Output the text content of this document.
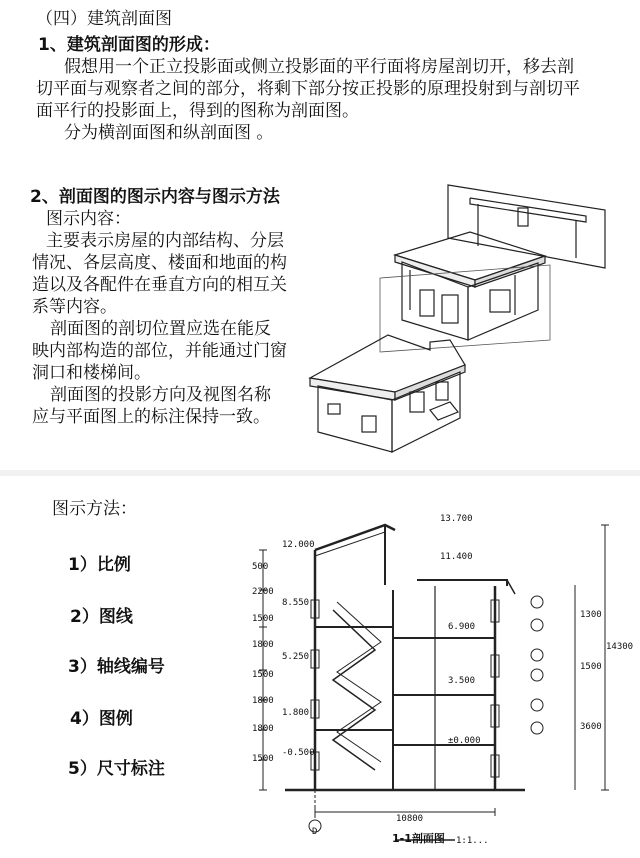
（四）建筑剖面图
1、建筑剖面图的形成：
假想用一个正立投影面或侧立投影面的平行面将房屋剖切开，移去剖
切平面与观察者之间的部分，将剩下部分按正投影的原理投射到与剖切平
面平行的投影面上，得到的图称为剖面图。
分为横剖面图和纵剖面图 。
2、剖面图的图示内容与图示方法
图示内容：
主要表示房屋的内部结构、分层
情况、各层高度、楼面和地面的构
造以及各配件在垂直方向的相互关
系等内容。
剖面图的剖切位置应选在能反
映内部构造的部位，并能通过门窗
洞口和楼梯间。
剖面图的投影方向及视图名称
应与平面图上的标注保持一致。
图示方法：
1）比例
2）图线
3）轴线编号
4）图例
5）尺寸标注
12.000
8.550
5.250
1.800
-0.500
13.700
11.400
6.900
3.500
±0.000
500
2200
1500
1800
1500
1800
1800
1500
1300
1500
3600
14300
10800
D	1-1剖面图 1:1...
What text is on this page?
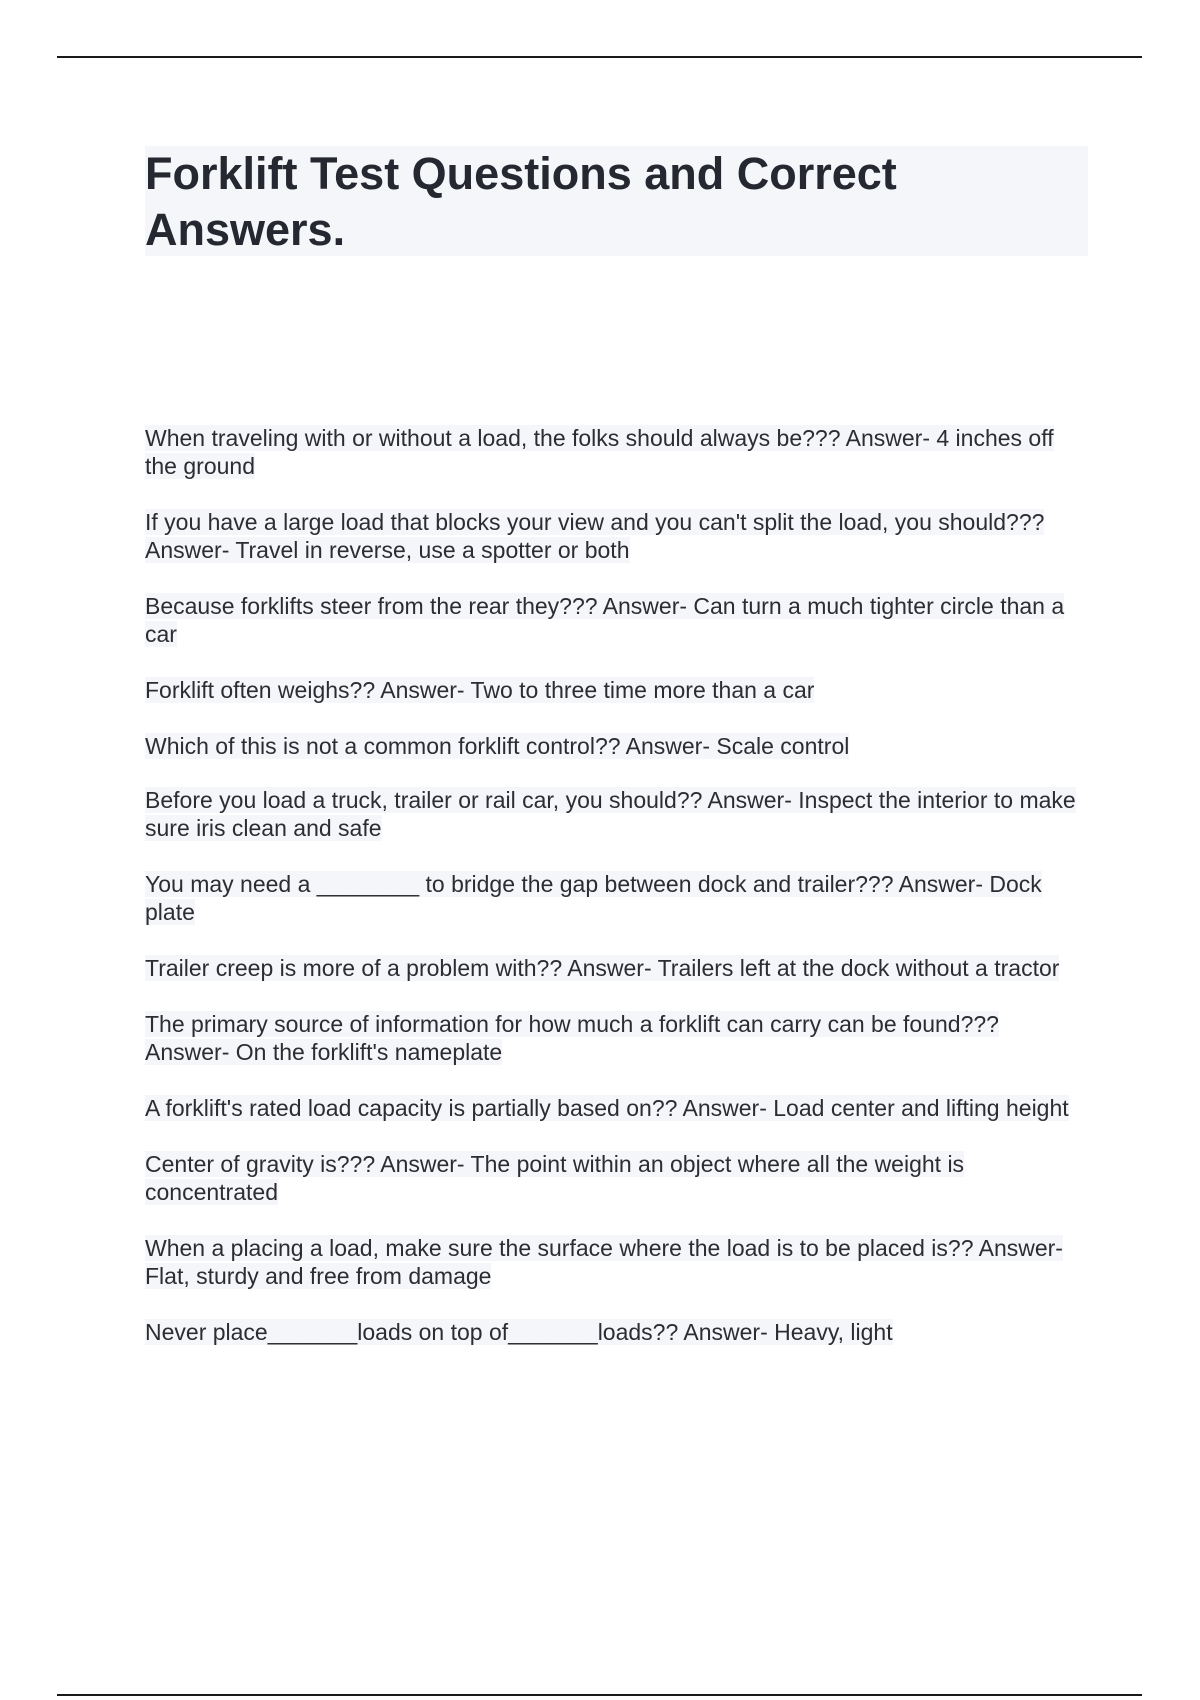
Forklift Test Questions and Correct Answers.

When traveling with or without a load, the folks should always be??? Answer- 4 inches off the ground

If you have a large load that blocks your view and you can't split the load, you should??? Answer- Travel in reverse, use a spotter or both

Because forklifts steer from the rear they??? Answer- Can turn a much tighter circle than a car

Forklift often weighs?? Answer- Two to three time more than a car

Which of this is not a common forklift control?? Answer- Scale control

Before you load a truck, trailer or rail car, you should?? Answer- Inspect the interior to make sure iris clean and safe

You may need a ________ to bridge the gap between dock and trailer??? Answer- Dock plate

Trailer creep is more of a problem with?? Answer- Trailers left at the dock without a tractor

The primary source of information for how much a forklift can carry can be found??? Answer- On the forklift's nameplate

A forklift's rated load capacity is partially based on?? Answer- Load center and lifting height

Center of gravity is??? Answer- The point within an object where all the weight is concentrated

When a placing a load, make sure the surface where the load is to be placed is?? Answer- Flat, sturdy and free from damage

Never place_______loads on top of_______loads?? Answer- Heavy, light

----------------

AIM: Repeat the records above exactly, leaving out any pictures they contain.

EXERCISE SOLUTION:
Output the text content of this document.
（四）建筑剖面图
1、建筑剖面图的形成：
假想用一个正立投影面或侧立投影面的平行面将房屋剖切开，移去剖
切平面与观察者之间的部分，将剩下部分按正投影的原理投射到与剖切平
面平行的投影面上，得到的图称为剖面图。
分为横剖面图和纵剖面图 。
2、剖面图的图示内容与图示方法
图示内容：
主要表示房屋的内部结构、分层
情况、各层高度、楼面和地面的构
造以及各配件在垂直方向的相互关
系等内容。
剖面图的剖切位置应选在能反
映内部构造的部位，并能通过门窗
洞口和楼梯间。
剖面图的投影方向及视图名称
应与平面图上的标注保持一致。
图示方法：
1）比例
2）图线
3）轴线编号
4）图例
5）尺寸标注
12.000
8.550
5.250
1.800
-0.500
13.700
11.400
6.900
3.500
±0.000
500
2200
1500
1800
1500
1800
1800
1500
1300
1500
3600
14300
10800
D	1-1剖面图 1:1...
What text is on this page?
Forklift Test Questions and Correct Answers.

When traveling with or without a load, the folks should always be??? Answer- 4 inches off the ground

If you have a large load that blocks your view and you can't split the load, you should??? Answer- Travel in reverse, use a spotter or both

Because forklifts steer from the rear they??? Answer- Can turn a much tighter circle than a car

Forklift often weighs?? Answer- Two to three time more than a car

Which of this is not a common forklift control?? Answer- Scale control

Before you load a truck, trailer or rail car, you should?? Answer- Inspect the interior to make sure iris clean and safe

You may need a ________ to bridge the gap between dock and trailer??? Answer- Dock plate

Trailer creep is more of a problem with?? Answer- Trailers left at the dock without a tractor

The primary source of information for how much a forklift can carry can be found??? Answer- On the forklift's nameplate

A forklift's rated load capacity is partially based on?? Answer- Load center and lifting height

Center of gravity is??? Answer- The point within an object where all the weight is concentrated

When a placing a load, make sure the surface where the load is to be placed is?? Answer- Flat, sturdy and free from damage

Never place_______loads on top of_______loads?? Answer- Heavy, light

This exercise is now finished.